Data excerpts
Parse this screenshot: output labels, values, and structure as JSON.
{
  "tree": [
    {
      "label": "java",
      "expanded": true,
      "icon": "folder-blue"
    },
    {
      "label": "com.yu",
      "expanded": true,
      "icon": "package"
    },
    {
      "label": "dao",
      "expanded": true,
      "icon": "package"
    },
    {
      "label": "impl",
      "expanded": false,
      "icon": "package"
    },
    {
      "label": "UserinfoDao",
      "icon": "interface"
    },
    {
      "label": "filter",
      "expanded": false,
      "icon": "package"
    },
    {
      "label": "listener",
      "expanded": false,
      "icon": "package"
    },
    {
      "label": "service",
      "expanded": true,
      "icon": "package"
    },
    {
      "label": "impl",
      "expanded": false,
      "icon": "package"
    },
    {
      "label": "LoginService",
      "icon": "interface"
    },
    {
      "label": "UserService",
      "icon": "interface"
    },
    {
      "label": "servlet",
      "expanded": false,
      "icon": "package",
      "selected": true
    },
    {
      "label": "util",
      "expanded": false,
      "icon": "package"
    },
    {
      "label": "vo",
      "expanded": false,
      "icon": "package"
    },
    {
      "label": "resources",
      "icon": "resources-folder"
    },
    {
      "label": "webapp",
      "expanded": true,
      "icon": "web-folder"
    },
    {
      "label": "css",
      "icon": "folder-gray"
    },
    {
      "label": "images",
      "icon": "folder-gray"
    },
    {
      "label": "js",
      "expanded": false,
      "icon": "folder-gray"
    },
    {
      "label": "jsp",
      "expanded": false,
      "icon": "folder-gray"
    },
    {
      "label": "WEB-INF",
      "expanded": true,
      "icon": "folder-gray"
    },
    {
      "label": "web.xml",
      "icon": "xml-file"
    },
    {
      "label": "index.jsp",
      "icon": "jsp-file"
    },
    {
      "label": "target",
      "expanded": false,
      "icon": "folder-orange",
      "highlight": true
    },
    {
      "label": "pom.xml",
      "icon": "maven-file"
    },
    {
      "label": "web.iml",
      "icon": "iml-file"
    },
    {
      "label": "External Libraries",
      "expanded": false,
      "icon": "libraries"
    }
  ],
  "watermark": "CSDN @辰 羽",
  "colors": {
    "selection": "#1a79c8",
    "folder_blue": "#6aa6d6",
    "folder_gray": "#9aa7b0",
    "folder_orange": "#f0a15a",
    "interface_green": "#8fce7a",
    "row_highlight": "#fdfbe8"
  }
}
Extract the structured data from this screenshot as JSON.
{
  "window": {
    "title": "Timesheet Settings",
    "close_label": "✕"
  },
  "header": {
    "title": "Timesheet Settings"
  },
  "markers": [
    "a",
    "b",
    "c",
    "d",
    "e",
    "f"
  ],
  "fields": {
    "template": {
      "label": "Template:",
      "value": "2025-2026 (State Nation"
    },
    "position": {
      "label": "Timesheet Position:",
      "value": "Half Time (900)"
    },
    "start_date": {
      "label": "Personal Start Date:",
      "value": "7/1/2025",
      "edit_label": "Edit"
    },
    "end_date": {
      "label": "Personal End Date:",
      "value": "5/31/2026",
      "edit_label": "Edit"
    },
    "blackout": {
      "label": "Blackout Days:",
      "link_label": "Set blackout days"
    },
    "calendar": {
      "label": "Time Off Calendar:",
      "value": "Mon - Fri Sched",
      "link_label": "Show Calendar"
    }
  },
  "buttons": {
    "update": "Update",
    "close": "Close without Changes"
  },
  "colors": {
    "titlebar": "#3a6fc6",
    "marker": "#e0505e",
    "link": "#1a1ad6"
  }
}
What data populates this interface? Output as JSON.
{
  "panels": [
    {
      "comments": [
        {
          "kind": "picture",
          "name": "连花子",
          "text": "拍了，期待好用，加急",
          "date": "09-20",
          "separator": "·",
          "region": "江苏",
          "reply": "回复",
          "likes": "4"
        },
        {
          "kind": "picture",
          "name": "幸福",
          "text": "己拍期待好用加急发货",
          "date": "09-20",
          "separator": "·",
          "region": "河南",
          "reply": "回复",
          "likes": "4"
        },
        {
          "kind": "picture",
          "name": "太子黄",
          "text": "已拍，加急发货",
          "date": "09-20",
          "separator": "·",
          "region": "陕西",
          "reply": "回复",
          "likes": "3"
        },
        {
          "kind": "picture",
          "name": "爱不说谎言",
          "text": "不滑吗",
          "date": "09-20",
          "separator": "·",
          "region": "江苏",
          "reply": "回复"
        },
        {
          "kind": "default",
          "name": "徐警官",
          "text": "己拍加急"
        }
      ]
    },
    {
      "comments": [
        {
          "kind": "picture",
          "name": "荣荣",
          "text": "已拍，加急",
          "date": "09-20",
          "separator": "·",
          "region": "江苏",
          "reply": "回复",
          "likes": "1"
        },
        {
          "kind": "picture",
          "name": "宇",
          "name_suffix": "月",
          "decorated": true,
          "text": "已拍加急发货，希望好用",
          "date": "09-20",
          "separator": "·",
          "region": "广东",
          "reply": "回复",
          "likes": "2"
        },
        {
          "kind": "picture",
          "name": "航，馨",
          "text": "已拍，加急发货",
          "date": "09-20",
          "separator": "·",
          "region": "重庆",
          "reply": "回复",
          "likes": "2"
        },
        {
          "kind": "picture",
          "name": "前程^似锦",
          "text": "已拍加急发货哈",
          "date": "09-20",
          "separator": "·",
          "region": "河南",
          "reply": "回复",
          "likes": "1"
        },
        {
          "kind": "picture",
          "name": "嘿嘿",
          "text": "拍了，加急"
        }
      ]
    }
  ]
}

* Problem statement
Exact copies of all the records are required.

* Answer for this exercise
Parse this screenshot: output labels, values, and structure as JSON.
{
  "tree": [
    {
      "label": "java",
      "expanded": true,
      "icon": "folder-blue"
    },
    {
      "label": "com.yu",
      "expanded": true,
      "icon": "package"
    },
    {
      "label": "dao",
      "expanded": true,
      "icon": "package"
    },
    {
      "label": "impl",
      "expanded": false,
      "icon": "package"
    },
    {
      "label": "UserinfoDao",
      "icon": "interface"
    },
    {
      "label": "filter",
      "expanded": false,
      "icon": "package"
    },
    {
      "label": "listener",
      "expanded": false,
      "icon": "package"
    },
    {
      "label": "service",
      "expanded": true,
      "icon": "package"
    },
    {
      "label": "impl",
      "expanded": false,
      "icon": "package"
    },
    {
      "label": "LoginService",
      "icon": "interface"
    },
    {
      "label": "UserService",
      "icon": "interface"
    },
    {
      "label": "servlet",
      "expanded": false,
      "icon": "package",
      "selected": true
    },
    {
      "label": "util",
      "expanded": false,
      "icon": "package"
    },
    {
      "label": "vo",
      "expanded": false,
      "icon": "package"
    },
    {
      "label": "resources",
      "icon": "resources-folder"
    },
    {
      "label": "webapp",
      "expanded": true,
      "icon": "web-folder"
    },
    {
      "label": "css",
      "icon": "folder-gray"
    },
    {
      "label": "images",
      "icon": "folder-gray"
    },
    {
      "label": "js",
      "expanded": false,
      "icon": "folder-gray"
    },
    {
      "label": "jsp",
      "expanded": false,
      "icon": "folder-gray"
    },
    {
      "label": "WEB-INF",
      "expanded": true,
      "icon": "folder-gray"
    },
    {
      "label": "web.xml",
      "icon": "xml-file"
    },
    {
      "label": "index.jsp",
      "icon": "jsp-file"
    },
    {
      "label": "target",
      "expanded": false,
      "icon": "folder-orange",
      "highlight": true
    },
    {
      "label": "pom.xml",
      "icon": "maven-file"
    },
    {
      "label": "web.iml",
      "icon": "iml-file"
    },
    {
      "label": "External Libraries",
      "expanded": false,
      "icon": "libraries"
    }
  ],
  "watermark": "CSDN @辰 羽",
  "colors": {
    "selection": "#1a79c8",
    "folder_blue": "#6aa6d6",
    "folder_gray": "#9aa7b0",
    "folder_orange": "#f0a15a",
    "interface_green": "#8fce7a",
    "row_highlight": "#fdfbe8"
  }
}
Extract the structured data from this screenshot as JSON.
{
  "window": {
    "title": "Timesheet Settings",
    "close_label": "✕"
  },
  "header": {
    "title": "Timesheet Settings"
  },
  "markers": [
    "a",
    "b",
    "c",
    "d",
    "e",
    "f"
  ],
  "fields": {
    "template": {
      "label": "Template:",
      "value": "2025-2026 (State Nation"
    },
    "position": {
      "label": "Timesheet Position:",
      "value": "Half Time (900)"
    },
    "start_date": {
      "label": "Personal Start Date:",
      "value": "7/1/2025",
      "edit_label": "Edit"
    },
    "end_date": {
      "label": "Personal End Date:",
      "value": "5/31/2026",
      "edit_label": "Edit"
    },
    "blackout": {
      "label": "Blackout Days:",
      "link_label": "Set blackout days"
    },
    "calendar": {
      "label": "Time Off Calendar:",
      "value": "Mon - Fri Sched",
      "link_label": "Show Calendar"
    }
  },
  "buttons": {
    "update": "Update",
    "close": "Close without Changes"
  },
  "colors": {
    "titlebar": "#3a6fc6",
    "marker": "#e0505e",
    "link": "#1a1ad6"
  }
}
What data populates this interface? Output as JSON.
{
  "panels": [
    {
      "comments": [
        {
          "kind": "picture",
          "name": "连花子",
          "text": "拍了，期待好用，加急",
          "date": "09-20",
          "separator": "·",
          "region": "江苏",
          "reply": "回复",
          "likes": "4"
        },
        {
          "kind": "picture",
          "name": "幸福",
          "text": "己拍期待好用加急发货",
          "date": "09-20",
          "separator": "·",
          "region": "河南",
          "reply": "回复",
          "likes": "4"
        },
        {
          "kind": "picture",
          "name": "太子黄",
          "text": "已拍，加急发货",
          "date": "09-20",
          "separator": "·",
          "region": "陕西",
          "reply": "回复",
          "likes": "3"
        },
        {
          "kind": "picture",
          "name": "爱不说谎言",
          "text": "不滑吗",
          "date": "09-20",
          "separator": "·",
          "region": "江苏",
          "reply": "回复"
        },
        {
          "kind": "default",
          "name": "徐警官",
          "text": "己拍加急"
        }
      ]
    },
    {
      "comments": [
        {
          "kind": "picture",
          "name": "荣荣",
          "text": "已拍，加急",
          "date": "09-20",
          "separator": "·",
          "region": "江苏",
          "reply": "回复",
          "likes": "1"
        },
        {
          "kind": "picture",
          "name": "宇",
          "name_suffix": "月",
          "decorated": true,
          "text": "已拍加急发货，希望好用",
          "date": "09-20",
          "separator": "·",
          "region": "广东",
          "reply": "回复",
          "likes": "2"
        },
        {
          "kind": "picture",
          "name": "航，馨",
          "text": "已拍，加急发货",
          "date": "09-20",
          "separator": "·",
          "region": "重庆",
          "reply": "回复",
          "likes": "2"
        },
        {
          "kind": "picture",
          "name": "前程^似锦",
          "text": "已拍加急发货哈",
          "date": "09-20",
          "separator": "·",
          "region": "河南",
          "reply": "回复",
          "likes": "1"
        },
        {
          "kind": "picture",
          "name": "嘿嘿",
          "text": "拍了，加急"
        }
      ]
    }
  ]
}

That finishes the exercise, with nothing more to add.